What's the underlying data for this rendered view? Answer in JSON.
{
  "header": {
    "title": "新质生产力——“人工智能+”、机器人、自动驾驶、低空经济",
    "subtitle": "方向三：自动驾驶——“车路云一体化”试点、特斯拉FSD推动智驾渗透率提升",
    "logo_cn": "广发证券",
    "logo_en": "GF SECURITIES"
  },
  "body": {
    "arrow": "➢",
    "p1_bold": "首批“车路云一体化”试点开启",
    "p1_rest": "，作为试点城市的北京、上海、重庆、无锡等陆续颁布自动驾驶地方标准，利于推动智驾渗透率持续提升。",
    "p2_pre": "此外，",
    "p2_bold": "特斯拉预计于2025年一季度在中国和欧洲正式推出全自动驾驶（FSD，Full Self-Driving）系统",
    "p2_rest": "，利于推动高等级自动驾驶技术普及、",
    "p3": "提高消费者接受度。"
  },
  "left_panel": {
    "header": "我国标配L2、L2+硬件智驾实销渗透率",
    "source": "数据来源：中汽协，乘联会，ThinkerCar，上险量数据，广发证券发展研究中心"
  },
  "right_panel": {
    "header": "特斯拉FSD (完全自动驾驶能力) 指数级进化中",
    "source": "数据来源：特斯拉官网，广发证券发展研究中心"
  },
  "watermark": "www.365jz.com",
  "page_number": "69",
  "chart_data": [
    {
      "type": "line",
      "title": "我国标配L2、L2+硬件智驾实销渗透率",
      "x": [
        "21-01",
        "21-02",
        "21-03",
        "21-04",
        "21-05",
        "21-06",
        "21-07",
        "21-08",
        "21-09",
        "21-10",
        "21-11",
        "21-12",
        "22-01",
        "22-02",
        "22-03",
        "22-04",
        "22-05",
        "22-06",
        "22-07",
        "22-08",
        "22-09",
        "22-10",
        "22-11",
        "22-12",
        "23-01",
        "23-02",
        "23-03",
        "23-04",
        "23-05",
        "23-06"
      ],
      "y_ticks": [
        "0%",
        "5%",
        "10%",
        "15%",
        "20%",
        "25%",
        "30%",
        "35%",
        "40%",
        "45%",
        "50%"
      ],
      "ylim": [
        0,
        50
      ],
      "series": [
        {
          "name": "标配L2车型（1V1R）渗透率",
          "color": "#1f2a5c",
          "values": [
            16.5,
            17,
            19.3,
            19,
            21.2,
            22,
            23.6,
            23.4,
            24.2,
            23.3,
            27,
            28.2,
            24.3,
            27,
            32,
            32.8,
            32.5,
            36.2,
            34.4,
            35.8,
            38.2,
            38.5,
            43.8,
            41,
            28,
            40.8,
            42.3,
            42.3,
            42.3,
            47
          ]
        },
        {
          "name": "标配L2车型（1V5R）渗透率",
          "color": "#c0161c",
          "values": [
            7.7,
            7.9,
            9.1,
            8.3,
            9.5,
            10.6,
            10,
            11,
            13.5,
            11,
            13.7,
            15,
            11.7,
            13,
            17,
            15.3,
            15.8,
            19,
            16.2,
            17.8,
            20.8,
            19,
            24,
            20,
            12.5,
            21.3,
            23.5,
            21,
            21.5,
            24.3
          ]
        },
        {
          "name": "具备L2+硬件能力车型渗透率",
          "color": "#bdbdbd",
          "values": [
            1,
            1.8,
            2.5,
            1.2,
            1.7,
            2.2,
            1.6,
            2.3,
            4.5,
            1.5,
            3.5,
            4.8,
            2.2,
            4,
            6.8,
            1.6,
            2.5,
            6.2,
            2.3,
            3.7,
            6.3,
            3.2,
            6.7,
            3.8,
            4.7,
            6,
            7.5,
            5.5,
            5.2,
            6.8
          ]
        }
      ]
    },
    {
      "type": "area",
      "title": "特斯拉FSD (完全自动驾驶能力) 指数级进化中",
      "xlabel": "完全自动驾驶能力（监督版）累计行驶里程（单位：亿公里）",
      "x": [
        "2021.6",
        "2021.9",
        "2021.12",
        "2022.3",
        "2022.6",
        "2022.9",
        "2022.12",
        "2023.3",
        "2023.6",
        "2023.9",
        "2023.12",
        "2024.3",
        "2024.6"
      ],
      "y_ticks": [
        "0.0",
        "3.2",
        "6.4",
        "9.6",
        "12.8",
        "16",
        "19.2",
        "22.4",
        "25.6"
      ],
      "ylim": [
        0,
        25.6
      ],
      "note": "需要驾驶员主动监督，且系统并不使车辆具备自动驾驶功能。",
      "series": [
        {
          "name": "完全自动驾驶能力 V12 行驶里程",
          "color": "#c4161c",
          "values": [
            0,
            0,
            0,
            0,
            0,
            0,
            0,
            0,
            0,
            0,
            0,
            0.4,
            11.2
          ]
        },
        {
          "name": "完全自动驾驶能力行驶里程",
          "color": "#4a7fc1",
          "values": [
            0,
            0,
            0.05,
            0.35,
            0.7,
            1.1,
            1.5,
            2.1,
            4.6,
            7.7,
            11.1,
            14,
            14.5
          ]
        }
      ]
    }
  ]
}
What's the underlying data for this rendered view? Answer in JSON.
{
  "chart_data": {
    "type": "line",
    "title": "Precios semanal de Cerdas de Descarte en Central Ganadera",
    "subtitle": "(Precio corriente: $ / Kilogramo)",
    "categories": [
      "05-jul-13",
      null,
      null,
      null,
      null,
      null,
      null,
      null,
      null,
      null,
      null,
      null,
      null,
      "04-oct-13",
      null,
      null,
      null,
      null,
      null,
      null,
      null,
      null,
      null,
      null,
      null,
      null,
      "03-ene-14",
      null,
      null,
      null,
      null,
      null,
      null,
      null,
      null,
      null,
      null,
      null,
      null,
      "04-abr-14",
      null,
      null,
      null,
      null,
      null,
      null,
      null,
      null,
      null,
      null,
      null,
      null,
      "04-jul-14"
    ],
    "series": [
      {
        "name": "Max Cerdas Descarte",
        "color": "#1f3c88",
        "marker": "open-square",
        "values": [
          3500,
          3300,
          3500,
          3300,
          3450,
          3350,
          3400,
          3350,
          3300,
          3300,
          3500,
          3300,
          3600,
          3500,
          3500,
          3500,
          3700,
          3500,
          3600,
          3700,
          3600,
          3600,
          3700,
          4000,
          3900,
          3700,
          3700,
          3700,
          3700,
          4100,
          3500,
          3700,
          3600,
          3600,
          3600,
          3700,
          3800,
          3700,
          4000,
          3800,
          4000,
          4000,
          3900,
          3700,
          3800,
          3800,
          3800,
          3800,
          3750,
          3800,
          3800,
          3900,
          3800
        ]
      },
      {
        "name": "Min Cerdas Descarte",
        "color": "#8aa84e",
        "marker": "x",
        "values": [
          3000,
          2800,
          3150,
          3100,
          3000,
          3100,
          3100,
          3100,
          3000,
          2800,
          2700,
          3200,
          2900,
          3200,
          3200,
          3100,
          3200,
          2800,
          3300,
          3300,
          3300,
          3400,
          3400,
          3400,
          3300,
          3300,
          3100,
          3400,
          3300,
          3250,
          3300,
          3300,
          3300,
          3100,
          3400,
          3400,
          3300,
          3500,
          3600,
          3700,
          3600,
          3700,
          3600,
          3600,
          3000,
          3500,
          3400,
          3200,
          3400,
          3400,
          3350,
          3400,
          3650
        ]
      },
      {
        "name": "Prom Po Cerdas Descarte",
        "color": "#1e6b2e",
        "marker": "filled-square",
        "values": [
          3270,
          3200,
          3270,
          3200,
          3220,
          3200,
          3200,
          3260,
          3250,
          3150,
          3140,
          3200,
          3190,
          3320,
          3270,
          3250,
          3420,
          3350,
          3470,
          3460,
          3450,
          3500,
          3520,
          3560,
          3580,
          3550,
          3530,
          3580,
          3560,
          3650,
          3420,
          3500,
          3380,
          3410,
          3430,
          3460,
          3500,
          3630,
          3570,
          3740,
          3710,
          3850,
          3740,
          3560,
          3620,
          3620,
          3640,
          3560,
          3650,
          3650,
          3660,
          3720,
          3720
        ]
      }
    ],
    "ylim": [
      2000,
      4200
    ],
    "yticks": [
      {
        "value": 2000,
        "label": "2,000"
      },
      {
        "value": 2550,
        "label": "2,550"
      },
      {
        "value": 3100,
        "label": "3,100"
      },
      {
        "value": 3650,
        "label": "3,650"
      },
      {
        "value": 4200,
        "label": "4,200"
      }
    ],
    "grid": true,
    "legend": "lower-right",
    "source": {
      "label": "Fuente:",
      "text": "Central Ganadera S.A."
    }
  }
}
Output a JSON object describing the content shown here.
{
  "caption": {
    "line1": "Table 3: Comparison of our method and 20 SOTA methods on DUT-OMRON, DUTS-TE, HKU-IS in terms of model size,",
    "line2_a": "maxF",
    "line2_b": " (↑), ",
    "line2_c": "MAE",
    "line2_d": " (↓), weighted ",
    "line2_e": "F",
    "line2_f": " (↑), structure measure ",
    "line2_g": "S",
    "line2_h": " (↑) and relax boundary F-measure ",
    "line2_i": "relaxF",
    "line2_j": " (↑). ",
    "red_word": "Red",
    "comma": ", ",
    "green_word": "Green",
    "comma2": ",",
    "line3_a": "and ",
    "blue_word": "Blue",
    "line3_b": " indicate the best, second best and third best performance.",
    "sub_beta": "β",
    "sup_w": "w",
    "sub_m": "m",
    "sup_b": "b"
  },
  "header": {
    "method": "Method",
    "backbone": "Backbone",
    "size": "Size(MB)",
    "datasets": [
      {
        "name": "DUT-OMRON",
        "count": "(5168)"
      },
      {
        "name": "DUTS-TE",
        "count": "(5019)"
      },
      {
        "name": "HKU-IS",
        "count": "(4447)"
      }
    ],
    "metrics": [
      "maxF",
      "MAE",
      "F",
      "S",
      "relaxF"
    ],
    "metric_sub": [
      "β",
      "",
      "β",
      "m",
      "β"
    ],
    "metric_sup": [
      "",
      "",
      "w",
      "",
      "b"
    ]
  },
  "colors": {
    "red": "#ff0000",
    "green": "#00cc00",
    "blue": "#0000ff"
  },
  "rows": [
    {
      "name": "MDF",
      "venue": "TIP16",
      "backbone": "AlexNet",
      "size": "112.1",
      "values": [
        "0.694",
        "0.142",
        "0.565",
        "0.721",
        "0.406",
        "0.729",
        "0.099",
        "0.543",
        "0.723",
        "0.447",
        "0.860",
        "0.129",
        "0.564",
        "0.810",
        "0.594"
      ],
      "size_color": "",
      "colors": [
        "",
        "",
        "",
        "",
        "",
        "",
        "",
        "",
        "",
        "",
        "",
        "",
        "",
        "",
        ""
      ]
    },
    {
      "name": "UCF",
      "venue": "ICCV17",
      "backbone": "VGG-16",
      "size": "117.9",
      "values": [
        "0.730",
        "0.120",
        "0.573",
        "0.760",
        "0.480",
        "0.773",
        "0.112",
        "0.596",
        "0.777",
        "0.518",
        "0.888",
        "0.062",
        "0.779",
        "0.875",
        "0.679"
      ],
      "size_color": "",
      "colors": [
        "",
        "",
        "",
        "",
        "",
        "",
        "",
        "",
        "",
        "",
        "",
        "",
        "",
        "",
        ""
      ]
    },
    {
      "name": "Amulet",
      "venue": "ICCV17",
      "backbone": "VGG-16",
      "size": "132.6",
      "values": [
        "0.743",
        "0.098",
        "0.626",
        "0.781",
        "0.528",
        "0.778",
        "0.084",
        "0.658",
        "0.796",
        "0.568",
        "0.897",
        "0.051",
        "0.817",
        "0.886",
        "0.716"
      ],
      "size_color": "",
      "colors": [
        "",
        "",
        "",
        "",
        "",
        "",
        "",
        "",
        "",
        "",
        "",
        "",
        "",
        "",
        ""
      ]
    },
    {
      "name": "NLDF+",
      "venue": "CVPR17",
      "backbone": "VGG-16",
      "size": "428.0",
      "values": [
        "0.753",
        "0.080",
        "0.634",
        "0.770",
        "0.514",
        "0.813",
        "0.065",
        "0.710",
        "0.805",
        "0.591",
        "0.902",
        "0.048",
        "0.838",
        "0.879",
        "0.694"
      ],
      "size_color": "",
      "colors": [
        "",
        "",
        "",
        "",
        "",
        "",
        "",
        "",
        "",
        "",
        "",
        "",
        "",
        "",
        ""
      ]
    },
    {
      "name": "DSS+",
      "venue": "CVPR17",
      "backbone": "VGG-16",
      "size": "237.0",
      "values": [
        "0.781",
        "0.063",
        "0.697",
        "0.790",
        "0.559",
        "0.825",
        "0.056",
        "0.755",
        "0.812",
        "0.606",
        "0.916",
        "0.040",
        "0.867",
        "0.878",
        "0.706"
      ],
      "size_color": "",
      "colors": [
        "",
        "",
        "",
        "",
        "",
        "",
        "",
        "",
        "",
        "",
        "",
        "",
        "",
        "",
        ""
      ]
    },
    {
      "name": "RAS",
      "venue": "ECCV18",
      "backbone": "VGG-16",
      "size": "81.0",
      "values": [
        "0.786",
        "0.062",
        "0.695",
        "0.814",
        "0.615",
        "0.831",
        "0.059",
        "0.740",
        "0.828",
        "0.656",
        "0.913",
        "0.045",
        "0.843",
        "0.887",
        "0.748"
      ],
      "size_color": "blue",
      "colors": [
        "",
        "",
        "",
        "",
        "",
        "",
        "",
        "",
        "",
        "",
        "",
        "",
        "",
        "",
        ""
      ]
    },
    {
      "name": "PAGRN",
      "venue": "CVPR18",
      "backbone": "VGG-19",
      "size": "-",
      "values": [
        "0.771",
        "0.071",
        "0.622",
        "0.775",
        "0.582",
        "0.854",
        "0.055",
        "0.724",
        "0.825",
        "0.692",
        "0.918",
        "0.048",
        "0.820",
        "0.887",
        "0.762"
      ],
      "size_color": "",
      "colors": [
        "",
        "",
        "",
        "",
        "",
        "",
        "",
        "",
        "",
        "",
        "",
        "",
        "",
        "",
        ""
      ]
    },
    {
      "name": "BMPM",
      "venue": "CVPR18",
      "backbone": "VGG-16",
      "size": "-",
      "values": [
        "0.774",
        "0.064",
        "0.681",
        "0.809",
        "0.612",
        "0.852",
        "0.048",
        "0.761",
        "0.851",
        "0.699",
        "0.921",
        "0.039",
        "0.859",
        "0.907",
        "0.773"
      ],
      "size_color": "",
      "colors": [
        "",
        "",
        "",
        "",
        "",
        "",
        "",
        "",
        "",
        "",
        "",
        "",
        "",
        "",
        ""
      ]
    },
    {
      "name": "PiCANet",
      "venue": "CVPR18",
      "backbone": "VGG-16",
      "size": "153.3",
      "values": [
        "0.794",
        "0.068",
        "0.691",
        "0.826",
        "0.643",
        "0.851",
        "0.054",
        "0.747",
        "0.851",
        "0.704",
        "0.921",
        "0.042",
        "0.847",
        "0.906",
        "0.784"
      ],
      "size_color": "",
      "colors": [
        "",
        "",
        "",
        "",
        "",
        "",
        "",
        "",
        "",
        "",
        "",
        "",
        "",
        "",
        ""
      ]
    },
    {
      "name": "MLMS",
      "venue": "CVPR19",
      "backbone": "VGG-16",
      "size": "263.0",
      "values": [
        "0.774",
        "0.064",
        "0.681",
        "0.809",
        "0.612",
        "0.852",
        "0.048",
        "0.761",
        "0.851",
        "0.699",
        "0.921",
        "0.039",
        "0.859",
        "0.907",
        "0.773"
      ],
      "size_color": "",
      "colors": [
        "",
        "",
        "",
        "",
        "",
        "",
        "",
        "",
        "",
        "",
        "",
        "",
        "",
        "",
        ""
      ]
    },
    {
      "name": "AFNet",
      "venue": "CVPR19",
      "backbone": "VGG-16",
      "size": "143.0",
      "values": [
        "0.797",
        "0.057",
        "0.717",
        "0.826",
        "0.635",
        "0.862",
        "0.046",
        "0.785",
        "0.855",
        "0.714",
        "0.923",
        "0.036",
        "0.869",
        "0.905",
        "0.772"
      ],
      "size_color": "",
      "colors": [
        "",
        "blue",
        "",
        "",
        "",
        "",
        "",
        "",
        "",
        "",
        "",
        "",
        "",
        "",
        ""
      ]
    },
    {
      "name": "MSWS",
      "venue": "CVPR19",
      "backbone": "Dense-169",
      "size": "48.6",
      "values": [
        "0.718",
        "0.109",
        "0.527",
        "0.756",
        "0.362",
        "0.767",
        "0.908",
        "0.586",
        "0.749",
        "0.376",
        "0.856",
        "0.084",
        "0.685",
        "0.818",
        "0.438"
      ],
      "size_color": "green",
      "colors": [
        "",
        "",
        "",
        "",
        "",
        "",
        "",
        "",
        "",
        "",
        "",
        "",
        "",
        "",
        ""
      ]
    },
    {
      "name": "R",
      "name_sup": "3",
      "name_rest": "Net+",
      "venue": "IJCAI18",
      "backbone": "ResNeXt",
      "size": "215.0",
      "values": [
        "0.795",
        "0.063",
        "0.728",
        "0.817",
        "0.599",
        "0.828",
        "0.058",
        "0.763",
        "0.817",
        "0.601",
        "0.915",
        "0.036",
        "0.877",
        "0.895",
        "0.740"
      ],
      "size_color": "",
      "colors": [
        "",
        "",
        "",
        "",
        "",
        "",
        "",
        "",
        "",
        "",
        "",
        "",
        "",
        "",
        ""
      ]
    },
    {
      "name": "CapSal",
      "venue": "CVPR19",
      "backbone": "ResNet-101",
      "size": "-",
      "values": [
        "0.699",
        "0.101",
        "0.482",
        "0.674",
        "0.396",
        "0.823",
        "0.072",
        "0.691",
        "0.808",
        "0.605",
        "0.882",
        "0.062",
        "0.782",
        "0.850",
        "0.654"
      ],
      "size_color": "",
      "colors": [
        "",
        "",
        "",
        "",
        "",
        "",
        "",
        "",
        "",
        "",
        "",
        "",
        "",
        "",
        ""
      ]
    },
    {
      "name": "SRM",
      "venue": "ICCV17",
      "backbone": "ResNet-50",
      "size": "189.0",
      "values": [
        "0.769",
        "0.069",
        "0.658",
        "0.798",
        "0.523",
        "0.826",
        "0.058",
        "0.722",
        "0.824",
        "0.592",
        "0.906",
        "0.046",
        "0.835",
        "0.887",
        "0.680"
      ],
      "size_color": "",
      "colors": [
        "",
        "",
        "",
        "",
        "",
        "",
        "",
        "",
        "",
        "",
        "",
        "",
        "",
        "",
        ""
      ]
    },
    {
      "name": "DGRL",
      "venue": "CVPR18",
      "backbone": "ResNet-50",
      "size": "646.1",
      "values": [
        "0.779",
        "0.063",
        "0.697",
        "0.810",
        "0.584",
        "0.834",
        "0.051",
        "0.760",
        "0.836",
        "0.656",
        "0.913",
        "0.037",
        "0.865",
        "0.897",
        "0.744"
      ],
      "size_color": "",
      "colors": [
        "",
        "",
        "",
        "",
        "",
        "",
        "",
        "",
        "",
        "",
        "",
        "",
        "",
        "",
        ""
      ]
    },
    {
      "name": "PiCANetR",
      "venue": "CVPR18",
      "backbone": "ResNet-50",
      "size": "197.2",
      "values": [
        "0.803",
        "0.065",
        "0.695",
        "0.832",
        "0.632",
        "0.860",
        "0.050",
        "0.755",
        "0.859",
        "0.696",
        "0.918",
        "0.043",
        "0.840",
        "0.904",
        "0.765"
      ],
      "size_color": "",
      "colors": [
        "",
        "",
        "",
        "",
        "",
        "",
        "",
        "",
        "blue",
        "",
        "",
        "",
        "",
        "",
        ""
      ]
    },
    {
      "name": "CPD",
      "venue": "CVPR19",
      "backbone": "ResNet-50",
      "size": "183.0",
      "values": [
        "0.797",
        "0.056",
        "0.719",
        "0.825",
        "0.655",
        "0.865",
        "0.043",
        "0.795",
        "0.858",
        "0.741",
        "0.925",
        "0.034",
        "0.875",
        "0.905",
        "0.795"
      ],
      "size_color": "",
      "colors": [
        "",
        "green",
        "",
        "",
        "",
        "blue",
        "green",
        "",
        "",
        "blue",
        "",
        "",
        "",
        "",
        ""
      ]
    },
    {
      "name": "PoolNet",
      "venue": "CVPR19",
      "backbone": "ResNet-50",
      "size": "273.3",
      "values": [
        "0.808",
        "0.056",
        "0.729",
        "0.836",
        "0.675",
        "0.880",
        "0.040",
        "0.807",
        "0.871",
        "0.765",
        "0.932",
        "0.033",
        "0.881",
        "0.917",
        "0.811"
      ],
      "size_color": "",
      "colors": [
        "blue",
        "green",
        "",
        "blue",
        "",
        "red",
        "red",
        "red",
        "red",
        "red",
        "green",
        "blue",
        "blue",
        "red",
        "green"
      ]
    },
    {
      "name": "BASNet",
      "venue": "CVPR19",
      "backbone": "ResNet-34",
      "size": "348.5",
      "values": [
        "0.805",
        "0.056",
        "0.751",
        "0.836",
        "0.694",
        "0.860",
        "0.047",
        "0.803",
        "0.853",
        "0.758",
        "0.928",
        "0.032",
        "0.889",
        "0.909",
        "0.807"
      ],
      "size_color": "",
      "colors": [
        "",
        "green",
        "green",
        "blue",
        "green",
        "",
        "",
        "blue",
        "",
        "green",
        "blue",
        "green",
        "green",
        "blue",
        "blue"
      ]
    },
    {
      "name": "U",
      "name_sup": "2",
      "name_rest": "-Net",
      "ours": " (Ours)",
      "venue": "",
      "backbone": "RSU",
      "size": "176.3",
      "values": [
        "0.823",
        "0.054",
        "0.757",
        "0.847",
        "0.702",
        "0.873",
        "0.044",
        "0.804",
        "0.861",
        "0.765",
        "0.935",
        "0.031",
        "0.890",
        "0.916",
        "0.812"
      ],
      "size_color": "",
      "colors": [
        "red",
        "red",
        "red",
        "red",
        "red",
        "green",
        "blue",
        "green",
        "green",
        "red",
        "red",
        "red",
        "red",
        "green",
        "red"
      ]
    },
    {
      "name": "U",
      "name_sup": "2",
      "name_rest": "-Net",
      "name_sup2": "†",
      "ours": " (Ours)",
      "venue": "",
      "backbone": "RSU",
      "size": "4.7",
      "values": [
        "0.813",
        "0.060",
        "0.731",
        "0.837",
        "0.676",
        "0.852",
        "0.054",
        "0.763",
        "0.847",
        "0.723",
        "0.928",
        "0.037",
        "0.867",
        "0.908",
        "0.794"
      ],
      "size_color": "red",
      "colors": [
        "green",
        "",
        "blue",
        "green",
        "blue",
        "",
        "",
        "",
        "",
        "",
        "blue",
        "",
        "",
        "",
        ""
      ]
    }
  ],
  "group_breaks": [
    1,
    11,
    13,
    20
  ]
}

┄┄┄┄┄┄┄┄┄┄┄┄┄┄┄┄┄┄┄┄

Read through the entries and copy each line in which "指数级进化中" appears.

## [Exercise solution]
    "header": "特斯拉FSD (完全自动驾驶能力) 指数级进化中",
      "title": "特斯拉FSD (完全自动驾驶能力) 指数级进化中",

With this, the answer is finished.